## 练习任务
将文档节选中的下列句子译为英文:“低碳经济还促使人类反思把欲望满足作为人生价值的理念。”

## 文档节选
☆ ☆ ☆
邓泽林
摘要:低碳经济促使人类反思理性认识能力的限度,这有助于人类保持对自然的尊重和敬畏之心而不至于引发严重的生态危机。低碳经济还促使人类反思把欲望满足作为人生价值的理念。由文艺复兴以来的纵欲主义所推动的经济增长模式,导致人类向大自然不断索取甚至竭泽而渔,形成了人与自然对立,这种局面仅仅从科学技术层面难以彻底改变。人类必须建立一个以“生态中心主义”为有益借鉴的生态伦理社会,才能实现以低碳经济为基点的社会可持续发展。
关键词:低碳经济;理性;欲望;伦理;生态中心主义
中图分类号:B82-058 文献标识码:A 文章编号:1003-854X(2014)02-0091-04
“低碳经济”是以低能耗、低污染、低排放为基础的经济增长模式。对于以“富煤、少气、缺油”为特征的我国资源条件而言,实行低碳经济是可持续发展的迫切需要。关于低碳经济的重要性以及我国已经取得的成就不再赘述,在这里,我们从本体论的角度做一反思以服务于社会建设。
一、理性:“自在之物”的限度
“低碳经济”并不是一个人类有经济活动以来就有的理念,而是随着人类对自然规律、经济规律认识的日益加深才出现的。这说明人类理性的认识能力是不断发展的,不断发展也就意味着任何一个时代的人类理性所做出的决定都是有限度的。譬如在上个世纪为了增加农田面积而毁坏森林是正当的,为了维持能源消耗而大建高污染的“小煤矿”是正当的,为了节约企业成本而向江河湖海排放污水是正当的……这些曾经的“正当”的做法随着人类认识能力的发展,已经变成了完全不正当的引发生态危机的恶性事件。
☆ ☆ ☆
## 所供数据

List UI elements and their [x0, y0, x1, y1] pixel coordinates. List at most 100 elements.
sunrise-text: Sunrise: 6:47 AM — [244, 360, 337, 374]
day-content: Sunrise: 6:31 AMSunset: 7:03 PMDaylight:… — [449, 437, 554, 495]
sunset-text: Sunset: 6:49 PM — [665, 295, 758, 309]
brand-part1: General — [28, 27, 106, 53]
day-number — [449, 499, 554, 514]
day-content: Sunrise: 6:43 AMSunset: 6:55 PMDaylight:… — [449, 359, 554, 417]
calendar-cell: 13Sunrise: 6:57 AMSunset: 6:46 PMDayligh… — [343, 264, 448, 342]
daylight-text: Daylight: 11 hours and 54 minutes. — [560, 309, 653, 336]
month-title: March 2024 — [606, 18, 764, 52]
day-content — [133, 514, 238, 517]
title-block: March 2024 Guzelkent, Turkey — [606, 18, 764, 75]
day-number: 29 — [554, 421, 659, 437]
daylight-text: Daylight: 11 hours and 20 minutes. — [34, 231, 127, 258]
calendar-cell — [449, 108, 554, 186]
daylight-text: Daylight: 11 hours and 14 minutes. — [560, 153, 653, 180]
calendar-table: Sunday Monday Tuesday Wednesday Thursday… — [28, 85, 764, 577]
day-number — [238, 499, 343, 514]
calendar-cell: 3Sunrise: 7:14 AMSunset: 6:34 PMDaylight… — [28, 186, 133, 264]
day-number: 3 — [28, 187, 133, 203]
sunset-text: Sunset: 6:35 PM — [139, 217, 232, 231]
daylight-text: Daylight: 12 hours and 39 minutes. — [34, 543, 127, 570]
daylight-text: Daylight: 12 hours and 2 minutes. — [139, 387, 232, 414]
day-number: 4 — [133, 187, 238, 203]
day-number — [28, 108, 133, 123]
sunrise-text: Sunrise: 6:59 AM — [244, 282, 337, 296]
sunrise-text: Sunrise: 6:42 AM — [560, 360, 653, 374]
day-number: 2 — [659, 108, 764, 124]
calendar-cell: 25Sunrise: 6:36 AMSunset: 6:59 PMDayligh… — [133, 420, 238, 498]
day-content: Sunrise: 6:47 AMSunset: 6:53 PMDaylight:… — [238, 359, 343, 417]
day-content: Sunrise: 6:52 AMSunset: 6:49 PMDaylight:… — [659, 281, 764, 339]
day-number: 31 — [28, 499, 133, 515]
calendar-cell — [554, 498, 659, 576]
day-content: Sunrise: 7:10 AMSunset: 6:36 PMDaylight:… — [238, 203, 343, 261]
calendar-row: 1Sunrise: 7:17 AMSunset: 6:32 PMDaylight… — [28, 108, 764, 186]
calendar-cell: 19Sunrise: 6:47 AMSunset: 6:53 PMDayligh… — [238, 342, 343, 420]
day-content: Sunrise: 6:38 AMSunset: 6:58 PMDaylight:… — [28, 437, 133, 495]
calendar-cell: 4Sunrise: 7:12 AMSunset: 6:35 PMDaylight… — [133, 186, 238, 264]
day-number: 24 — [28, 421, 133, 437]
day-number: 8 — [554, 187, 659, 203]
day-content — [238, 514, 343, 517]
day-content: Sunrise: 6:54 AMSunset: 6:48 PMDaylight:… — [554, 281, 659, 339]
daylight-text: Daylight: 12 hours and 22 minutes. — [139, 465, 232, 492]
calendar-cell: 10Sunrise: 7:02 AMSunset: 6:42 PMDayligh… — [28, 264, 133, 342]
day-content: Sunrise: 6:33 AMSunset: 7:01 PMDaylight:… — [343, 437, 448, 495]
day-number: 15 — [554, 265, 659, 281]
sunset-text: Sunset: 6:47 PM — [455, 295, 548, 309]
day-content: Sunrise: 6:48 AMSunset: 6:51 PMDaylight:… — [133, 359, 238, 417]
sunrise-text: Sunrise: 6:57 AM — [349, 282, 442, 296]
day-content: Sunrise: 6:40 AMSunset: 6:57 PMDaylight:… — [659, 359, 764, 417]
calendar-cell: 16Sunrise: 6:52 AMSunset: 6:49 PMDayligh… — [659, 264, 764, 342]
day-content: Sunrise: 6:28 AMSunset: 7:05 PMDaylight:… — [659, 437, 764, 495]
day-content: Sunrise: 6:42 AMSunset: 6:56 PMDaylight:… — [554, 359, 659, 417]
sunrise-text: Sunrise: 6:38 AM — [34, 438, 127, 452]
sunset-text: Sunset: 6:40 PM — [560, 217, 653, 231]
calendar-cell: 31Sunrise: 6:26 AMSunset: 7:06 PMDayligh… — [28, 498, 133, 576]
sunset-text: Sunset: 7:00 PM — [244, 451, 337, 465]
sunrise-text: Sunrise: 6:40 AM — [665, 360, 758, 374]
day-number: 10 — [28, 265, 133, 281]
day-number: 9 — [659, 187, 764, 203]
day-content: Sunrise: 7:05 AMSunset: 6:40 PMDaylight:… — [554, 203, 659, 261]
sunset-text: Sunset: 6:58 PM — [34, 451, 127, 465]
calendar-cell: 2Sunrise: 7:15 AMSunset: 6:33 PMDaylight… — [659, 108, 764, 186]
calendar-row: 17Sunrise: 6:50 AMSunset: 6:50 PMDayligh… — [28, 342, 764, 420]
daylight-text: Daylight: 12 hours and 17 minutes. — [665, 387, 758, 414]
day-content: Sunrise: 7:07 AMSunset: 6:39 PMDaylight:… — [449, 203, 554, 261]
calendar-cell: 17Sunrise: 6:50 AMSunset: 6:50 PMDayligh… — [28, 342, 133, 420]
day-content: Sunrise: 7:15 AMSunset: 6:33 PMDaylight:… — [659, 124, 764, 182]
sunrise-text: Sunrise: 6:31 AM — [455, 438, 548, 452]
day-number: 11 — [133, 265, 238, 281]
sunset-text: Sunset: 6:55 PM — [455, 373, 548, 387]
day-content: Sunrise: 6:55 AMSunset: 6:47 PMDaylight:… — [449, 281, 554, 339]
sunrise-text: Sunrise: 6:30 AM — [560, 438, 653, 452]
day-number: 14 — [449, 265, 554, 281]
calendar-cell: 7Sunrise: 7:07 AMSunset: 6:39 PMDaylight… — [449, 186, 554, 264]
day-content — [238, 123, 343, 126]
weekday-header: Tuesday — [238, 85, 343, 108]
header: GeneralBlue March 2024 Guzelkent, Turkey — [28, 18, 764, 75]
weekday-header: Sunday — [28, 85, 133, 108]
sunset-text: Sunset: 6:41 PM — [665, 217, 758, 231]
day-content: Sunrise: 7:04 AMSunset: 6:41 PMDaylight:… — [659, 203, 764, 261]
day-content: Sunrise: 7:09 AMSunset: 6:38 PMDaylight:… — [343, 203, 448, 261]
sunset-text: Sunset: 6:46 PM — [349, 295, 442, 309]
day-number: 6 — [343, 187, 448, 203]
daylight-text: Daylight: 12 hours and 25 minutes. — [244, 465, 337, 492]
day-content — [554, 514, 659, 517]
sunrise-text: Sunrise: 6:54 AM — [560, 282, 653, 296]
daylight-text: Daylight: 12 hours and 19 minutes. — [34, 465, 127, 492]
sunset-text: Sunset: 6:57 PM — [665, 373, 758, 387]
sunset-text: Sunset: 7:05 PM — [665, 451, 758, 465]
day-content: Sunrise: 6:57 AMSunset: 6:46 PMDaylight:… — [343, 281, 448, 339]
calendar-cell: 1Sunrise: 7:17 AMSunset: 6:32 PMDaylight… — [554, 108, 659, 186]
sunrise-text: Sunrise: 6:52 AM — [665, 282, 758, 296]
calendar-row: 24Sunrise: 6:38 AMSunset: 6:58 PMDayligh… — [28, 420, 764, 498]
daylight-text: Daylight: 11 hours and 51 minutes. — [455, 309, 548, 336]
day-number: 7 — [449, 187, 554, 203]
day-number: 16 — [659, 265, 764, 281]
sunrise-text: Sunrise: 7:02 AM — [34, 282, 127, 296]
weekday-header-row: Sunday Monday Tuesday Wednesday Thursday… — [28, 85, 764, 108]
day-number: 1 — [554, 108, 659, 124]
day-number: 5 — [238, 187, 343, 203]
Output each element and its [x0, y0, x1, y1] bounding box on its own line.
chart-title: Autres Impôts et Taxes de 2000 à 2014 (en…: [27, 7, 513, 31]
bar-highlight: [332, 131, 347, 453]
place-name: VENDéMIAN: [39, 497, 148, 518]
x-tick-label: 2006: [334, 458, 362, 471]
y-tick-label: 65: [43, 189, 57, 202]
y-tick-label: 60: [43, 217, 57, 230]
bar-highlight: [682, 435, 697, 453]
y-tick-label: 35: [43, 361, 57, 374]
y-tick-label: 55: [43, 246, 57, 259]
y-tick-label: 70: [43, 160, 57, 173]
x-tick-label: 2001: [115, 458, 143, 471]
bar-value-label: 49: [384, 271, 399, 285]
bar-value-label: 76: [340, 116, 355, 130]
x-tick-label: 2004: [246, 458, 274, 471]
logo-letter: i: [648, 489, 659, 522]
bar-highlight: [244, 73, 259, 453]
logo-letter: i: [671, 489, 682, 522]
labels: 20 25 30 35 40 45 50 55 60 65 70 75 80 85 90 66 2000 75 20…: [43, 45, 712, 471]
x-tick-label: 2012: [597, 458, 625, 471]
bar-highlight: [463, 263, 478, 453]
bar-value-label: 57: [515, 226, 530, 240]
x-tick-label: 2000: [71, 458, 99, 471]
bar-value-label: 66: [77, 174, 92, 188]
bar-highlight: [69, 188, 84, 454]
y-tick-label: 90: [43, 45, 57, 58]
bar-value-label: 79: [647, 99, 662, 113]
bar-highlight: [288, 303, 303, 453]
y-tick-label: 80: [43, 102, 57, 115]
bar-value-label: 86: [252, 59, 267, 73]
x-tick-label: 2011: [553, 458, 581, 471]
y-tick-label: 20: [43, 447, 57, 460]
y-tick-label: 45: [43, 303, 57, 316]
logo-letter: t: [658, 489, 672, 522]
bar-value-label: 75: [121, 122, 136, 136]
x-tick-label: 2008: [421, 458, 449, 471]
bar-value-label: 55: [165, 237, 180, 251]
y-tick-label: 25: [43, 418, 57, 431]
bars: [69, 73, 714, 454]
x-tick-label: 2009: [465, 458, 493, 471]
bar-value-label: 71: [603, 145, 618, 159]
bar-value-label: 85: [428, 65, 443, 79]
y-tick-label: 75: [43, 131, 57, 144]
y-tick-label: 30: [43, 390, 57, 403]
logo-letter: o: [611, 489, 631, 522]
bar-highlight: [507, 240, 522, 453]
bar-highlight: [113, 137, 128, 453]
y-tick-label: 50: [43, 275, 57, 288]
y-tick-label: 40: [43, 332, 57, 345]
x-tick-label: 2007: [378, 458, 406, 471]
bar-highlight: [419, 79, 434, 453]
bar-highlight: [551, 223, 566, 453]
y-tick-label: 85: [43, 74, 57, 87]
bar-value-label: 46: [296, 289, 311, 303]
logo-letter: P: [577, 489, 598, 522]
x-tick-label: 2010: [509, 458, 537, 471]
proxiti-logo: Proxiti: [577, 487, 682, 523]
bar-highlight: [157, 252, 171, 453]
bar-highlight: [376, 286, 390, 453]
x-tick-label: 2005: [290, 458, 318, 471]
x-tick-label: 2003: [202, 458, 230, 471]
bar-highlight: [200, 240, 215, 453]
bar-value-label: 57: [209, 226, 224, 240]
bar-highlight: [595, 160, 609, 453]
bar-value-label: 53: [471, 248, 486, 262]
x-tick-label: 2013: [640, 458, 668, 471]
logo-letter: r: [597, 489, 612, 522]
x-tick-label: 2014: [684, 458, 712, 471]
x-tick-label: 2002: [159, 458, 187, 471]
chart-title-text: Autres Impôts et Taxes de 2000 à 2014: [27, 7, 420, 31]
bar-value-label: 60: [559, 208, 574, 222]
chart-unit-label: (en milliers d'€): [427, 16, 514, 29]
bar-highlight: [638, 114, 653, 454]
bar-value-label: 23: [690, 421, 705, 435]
☆ ☆ ☆
## 答复
The low-carbon economy also prompts humanity to reflect on the idea of taking the satisfaction of desire as the value of human life.